Given entries:
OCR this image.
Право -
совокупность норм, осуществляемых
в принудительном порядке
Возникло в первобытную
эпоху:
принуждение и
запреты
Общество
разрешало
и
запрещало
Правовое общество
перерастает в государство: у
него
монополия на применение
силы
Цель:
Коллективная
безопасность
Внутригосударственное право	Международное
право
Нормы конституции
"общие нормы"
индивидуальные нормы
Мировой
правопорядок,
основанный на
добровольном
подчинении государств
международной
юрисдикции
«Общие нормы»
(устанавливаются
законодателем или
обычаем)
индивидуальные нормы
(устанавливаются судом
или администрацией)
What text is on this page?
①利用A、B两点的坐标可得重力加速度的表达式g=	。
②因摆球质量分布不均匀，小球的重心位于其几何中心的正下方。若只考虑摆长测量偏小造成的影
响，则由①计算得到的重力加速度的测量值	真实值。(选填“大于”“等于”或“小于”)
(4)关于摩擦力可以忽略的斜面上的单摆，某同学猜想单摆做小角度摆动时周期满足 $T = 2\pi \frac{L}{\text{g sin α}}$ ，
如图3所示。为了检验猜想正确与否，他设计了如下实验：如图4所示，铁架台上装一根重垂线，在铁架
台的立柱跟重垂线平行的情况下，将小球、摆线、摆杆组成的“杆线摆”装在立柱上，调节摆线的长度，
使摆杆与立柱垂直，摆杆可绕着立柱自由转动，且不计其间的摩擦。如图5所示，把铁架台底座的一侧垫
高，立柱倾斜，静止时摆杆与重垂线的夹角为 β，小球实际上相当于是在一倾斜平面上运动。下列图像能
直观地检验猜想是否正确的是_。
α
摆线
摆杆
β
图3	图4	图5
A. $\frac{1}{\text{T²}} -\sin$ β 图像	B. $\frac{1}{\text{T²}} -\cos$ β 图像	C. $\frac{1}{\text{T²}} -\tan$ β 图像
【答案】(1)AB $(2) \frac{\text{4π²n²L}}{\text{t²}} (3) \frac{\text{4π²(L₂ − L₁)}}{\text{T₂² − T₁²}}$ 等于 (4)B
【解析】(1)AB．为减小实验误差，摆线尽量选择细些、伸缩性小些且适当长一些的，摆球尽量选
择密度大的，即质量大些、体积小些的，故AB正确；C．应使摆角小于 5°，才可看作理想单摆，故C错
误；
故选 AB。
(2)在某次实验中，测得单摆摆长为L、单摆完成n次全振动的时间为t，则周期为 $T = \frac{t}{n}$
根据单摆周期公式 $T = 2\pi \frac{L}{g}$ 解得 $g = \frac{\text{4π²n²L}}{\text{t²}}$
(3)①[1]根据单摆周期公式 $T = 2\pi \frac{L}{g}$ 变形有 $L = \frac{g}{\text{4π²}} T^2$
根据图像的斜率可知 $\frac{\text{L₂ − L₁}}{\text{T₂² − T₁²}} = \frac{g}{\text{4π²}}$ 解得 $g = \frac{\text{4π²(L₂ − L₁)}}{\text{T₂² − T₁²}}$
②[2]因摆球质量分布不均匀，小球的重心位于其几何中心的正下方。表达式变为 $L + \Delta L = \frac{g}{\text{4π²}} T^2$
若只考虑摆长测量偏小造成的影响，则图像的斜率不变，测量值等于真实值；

Exercise directions: Your task is to repeat each line of the material exactly.

Exercise response:
OCR this image.
Право -
совокупность норм, осуществляемых
в принудительном порядке
Возникло в первобытную
эпоху:
принуждение и
запреты
Общество
разрешало
и
запрещало
Правовое общество
перерастает в государство: у
него
монополия на применение
силы
Цель:
Коллективная
безопасность
Внутригосударственное право	Международное
право
Нормы конституции
"общие нормы"
индивидуальные нормы
Мировой
правопорядок,
основанный на
добровольном
подчинении государств
международной
юрисдикции
«Общие нормы»
(устанавливаются
законодателем или
обычаем)
индивидуальные нормы
(устанавливаются судом
или администрацией)
What text is on this page?
①利用A、B两点的坐标可得重力加速度的表达式g=	。
②因摆球质量分布不均匀，小球的重心位于其几何中心的正下方。若只考虑摆长测量偏小造成的影
响，则由①计算得到的重力加速度的测量值	真实值。(选填“大于”“等于”或“小于”)
(4)关于摩擦力可以忽略的斜面上的单摆，某同学猜想单摆做小角度摆动时周期满足 $T = 2\pi \frac{L}{\text{g sin α}}$ ，
如图3所示。为了检验猜想正确与否，他设计了如下实验：如图4所示，铁架台上装一根重垂线，在铁架
台的立柱跟重垂线平行的情况下，将小球、摆线、摆杆组成的“杆线摆”装在立柱上，调节摆线的长度，
使摆杆与立柱垂直，摆杆可绕着立柱自由转动，且不计其间的摩擦。如图5所示，把铁架台底座的一侧垫
高，立柱倾斜，静止时摆杆与重垂线的夹角为 β，小球实际上相当于是在一倾斜平面上运动。下列图像能
直观地检验猜想是否正确的是_。
α
摆线
摆杆
β
图3	图4	图5
A. $\frac{1}{\text{T²}} -\sin$ β 图像	B. $\frac{1}{\text{T²}} -\cos$ β 图像	C. $\frac{1}{\text{T²}} -\tan$ β 图像
【答案】(1)AB $(2) \frac{\text{4π²n²L}}{\text{t²}} (3) \frac{\text{4π²(L₂ − L₁)}}{\text{T₂² − T₁²}}$ 等于 (4)B
【解析】(1)AB．为减小实验误差，摆线尽量选择细些、伸缩性小些且适当长一些的，摆球尽量选
择密度大的，即质量大些、体积小些的，故AB正确；C．应使摆角小于 5°，才可看作理想单摆，故C错
误；
故选 AB。
(2)在某次实验中，测得单摆摆长为L、单摆完成n次全振动的时间为t，则周期为 $T = \frac{t}{n}$
根据单摆周期公式 $T = 2\pi \frac{L}{g}$ 解得 $g = \frac{\text{4π²n²L}}{\text{t²}}$
(3)①[1]根据单摆周期公式 $T = 2\pi \frac{L}{g}$ 变形有 $L = \frac{g}{\text{4π²}} T^2$
根据图像的斜率可知 $\frac{\text{L₂ − L₁}}{\text{T₂² − T₁²}} = \frac{g}{\text{4π²}}$ 解得 $g = \frac{\text{4π²(L₂ − L₁)}}{\text{T₂² − T₁²}}$
②[2]因摆球质量分布不均匀，小球的重心位于其几何中心的正下方。表达式变为 $L + \Delta L = \frac{g}{\text{4π²}} T^2$
若只考虑摆长测量偏小造成的影响，则图像的斜率不变，测量值等于真实值；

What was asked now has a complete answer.